-- start DATA IN THIS EXERCISE --

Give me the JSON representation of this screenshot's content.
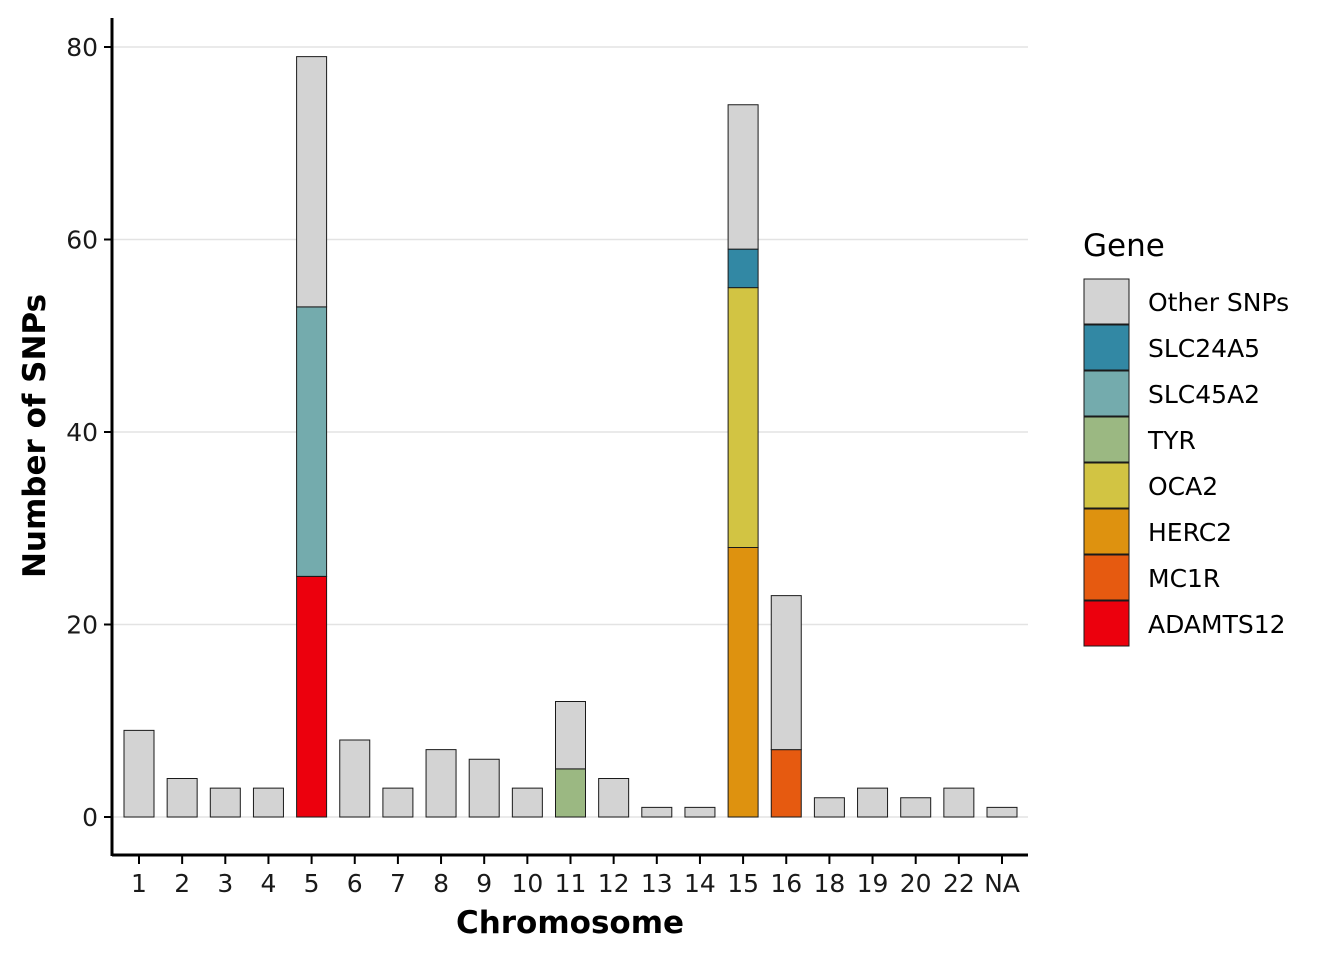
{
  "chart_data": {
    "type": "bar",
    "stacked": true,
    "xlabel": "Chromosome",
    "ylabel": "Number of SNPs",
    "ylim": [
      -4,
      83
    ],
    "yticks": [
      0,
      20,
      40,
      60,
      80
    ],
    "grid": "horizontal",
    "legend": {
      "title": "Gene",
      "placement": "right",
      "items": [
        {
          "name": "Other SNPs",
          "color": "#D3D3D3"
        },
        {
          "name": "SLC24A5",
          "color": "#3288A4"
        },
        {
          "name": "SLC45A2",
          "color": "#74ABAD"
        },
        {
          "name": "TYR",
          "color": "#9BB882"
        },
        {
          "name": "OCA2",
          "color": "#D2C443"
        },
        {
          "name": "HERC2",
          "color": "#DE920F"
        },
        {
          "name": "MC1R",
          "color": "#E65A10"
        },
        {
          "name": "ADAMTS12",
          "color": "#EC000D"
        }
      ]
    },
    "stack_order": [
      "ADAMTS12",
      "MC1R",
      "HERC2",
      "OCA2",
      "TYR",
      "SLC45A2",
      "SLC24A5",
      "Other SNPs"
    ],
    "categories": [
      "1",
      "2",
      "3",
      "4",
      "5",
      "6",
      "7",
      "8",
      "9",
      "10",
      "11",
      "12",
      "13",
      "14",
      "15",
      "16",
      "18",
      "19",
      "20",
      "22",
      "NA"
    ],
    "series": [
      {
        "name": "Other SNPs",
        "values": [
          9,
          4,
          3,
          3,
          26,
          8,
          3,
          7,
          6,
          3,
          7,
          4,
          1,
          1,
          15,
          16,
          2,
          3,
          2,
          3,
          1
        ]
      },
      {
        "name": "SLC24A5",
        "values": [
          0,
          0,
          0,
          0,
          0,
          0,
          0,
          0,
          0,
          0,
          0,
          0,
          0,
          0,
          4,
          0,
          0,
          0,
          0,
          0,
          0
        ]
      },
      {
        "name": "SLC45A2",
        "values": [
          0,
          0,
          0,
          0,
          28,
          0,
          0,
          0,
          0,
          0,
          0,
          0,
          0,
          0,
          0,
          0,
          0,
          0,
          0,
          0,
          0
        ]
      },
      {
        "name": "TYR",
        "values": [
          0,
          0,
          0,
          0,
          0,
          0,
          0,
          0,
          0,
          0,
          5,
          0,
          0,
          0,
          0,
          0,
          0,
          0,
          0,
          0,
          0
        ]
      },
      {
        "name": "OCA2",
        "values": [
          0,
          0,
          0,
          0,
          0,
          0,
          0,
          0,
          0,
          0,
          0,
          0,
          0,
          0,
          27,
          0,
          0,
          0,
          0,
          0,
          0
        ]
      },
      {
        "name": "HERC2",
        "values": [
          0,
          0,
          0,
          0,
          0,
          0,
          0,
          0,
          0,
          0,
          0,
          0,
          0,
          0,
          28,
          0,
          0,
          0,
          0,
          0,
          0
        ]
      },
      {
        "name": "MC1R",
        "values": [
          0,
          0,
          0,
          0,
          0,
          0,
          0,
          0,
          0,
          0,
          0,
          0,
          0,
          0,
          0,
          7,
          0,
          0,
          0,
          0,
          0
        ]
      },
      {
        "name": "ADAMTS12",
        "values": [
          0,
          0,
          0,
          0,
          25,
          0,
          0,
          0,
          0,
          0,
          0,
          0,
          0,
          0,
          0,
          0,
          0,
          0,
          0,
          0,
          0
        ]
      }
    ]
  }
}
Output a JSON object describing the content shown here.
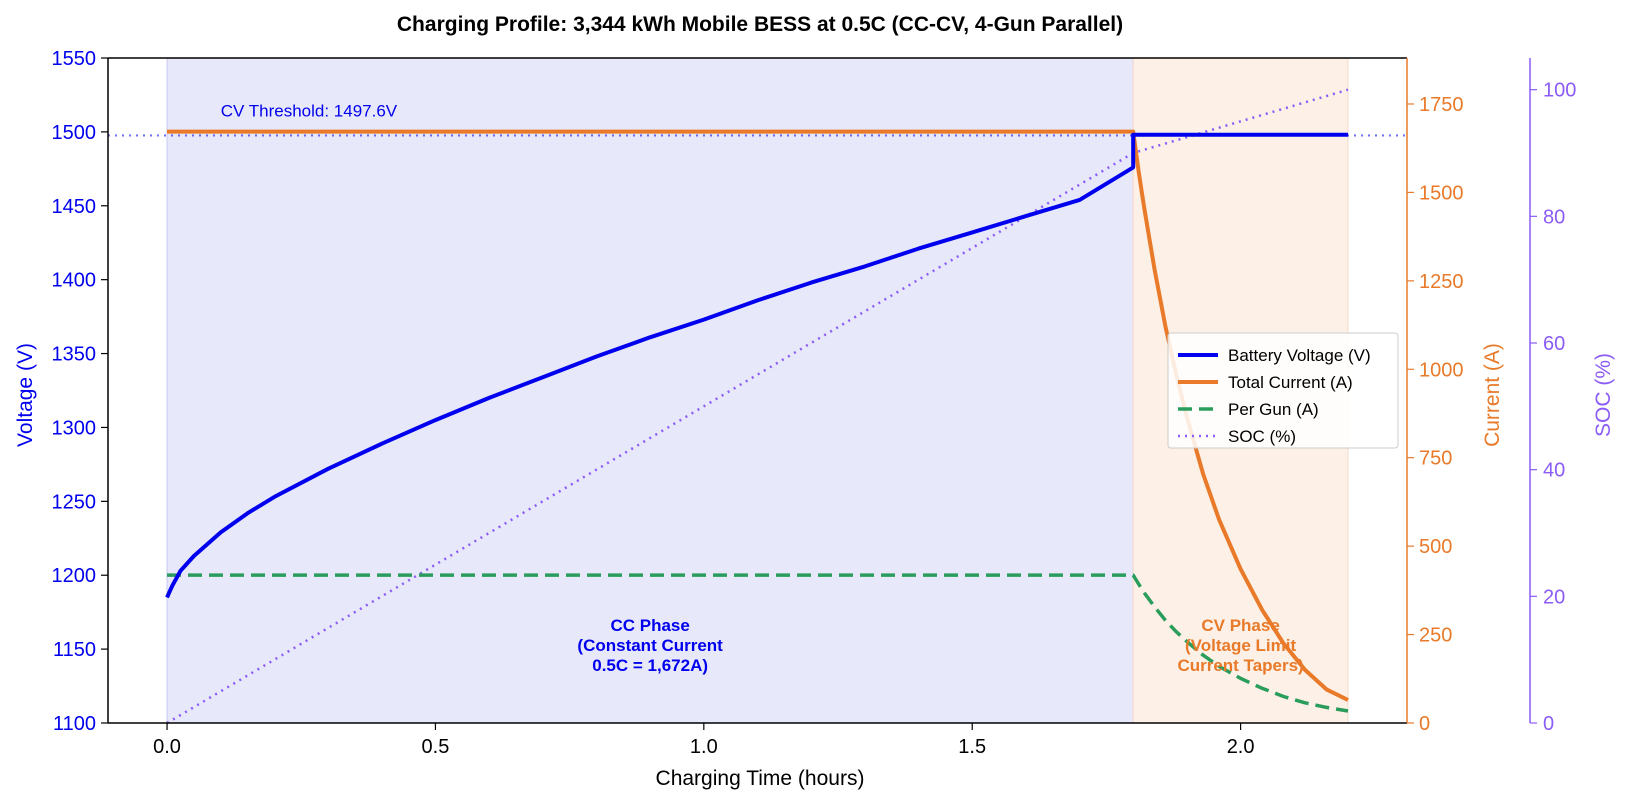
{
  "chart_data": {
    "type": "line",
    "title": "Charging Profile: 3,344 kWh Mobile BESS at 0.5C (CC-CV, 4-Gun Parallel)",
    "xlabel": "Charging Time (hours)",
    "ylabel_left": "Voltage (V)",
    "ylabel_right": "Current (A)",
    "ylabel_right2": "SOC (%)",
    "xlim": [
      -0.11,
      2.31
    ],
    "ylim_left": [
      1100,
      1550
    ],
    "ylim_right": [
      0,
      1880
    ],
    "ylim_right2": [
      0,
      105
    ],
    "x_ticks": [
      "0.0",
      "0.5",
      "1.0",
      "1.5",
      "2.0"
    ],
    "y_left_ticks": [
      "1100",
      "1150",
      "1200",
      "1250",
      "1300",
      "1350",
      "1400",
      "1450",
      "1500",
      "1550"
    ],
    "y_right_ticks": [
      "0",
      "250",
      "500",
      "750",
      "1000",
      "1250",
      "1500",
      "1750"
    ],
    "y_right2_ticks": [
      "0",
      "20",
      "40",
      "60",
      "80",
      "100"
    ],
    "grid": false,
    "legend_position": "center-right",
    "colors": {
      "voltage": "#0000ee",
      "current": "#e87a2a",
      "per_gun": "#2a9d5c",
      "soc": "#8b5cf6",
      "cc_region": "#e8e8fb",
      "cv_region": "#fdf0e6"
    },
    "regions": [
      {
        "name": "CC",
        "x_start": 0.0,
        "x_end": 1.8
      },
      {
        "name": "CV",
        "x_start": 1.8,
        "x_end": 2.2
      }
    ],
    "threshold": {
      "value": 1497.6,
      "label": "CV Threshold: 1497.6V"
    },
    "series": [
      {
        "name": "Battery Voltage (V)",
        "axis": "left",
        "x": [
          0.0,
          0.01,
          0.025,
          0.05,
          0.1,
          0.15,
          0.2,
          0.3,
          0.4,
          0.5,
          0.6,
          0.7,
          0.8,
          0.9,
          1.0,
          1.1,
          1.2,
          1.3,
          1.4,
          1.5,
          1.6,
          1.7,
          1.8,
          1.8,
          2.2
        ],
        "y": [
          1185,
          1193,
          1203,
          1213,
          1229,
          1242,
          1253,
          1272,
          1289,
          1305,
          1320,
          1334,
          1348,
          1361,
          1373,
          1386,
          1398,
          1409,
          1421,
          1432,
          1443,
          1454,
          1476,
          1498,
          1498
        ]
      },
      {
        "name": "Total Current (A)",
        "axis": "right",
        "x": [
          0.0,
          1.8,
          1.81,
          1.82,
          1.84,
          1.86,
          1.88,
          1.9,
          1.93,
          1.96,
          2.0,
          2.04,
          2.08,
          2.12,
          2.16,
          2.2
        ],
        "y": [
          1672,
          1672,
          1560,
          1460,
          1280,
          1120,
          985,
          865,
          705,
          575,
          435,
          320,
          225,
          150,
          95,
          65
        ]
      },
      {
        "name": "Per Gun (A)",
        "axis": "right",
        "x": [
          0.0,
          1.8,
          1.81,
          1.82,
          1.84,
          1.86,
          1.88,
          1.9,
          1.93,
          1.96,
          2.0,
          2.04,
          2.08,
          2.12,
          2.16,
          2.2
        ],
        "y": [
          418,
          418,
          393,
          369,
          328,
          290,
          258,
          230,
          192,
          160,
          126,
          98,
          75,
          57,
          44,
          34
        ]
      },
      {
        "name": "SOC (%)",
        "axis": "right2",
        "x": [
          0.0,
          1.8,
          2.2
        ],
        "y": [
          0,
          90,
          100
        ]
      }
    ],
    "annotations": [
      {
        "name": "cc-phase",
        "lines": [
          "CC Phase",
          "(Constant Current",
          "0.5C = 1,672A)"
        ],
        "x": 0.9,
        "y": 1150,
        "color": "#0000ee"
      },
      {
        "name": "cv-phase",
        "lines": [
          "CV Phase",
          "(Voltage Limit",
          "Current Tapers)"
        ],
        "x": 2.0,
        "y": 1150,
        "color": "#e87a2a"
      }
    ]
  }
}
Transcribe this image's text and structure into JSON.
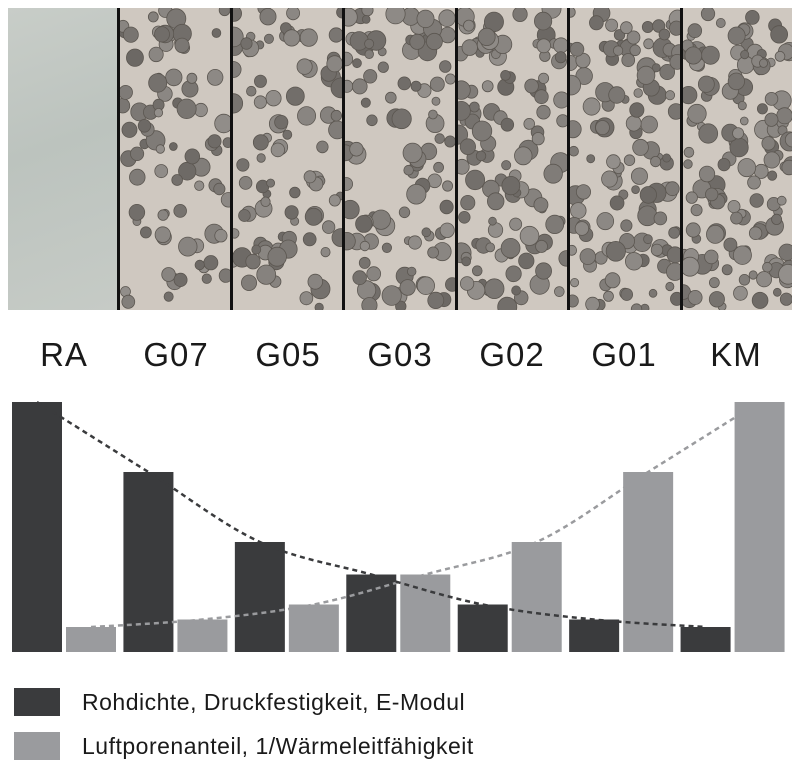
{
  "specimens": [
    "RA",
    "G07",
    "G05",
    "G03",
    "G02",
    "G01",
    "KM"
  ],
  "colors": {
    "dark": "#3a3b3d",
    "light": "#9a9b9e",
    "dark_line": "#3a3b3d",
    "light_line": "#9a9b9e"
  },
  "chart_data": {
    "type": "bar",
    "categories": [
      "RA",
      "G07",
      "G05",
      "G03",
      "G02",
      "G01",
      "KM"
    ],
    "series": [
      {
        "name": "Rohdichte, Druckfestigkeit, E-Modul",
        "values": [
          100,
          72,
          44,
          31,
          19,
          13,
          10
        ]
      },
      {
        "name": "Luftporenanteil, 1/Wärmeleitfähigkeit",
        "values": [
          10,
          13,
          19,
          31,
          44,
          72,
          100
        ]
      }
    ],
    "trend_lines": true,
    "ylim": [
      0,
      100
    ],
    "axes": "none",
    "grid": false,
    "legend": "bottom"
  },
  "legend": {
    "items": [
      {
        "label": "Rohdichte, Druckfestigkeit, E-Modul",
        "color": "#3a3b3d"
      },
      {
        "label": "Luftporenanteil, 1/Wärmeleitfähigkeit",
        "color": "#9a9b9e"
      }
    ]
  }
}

-- end DATA IN THIS EXERCISE --

Your answer should be a single number: the count of lines in the material above that contain "Druckfestigkeit".

## THE OUTPUT
2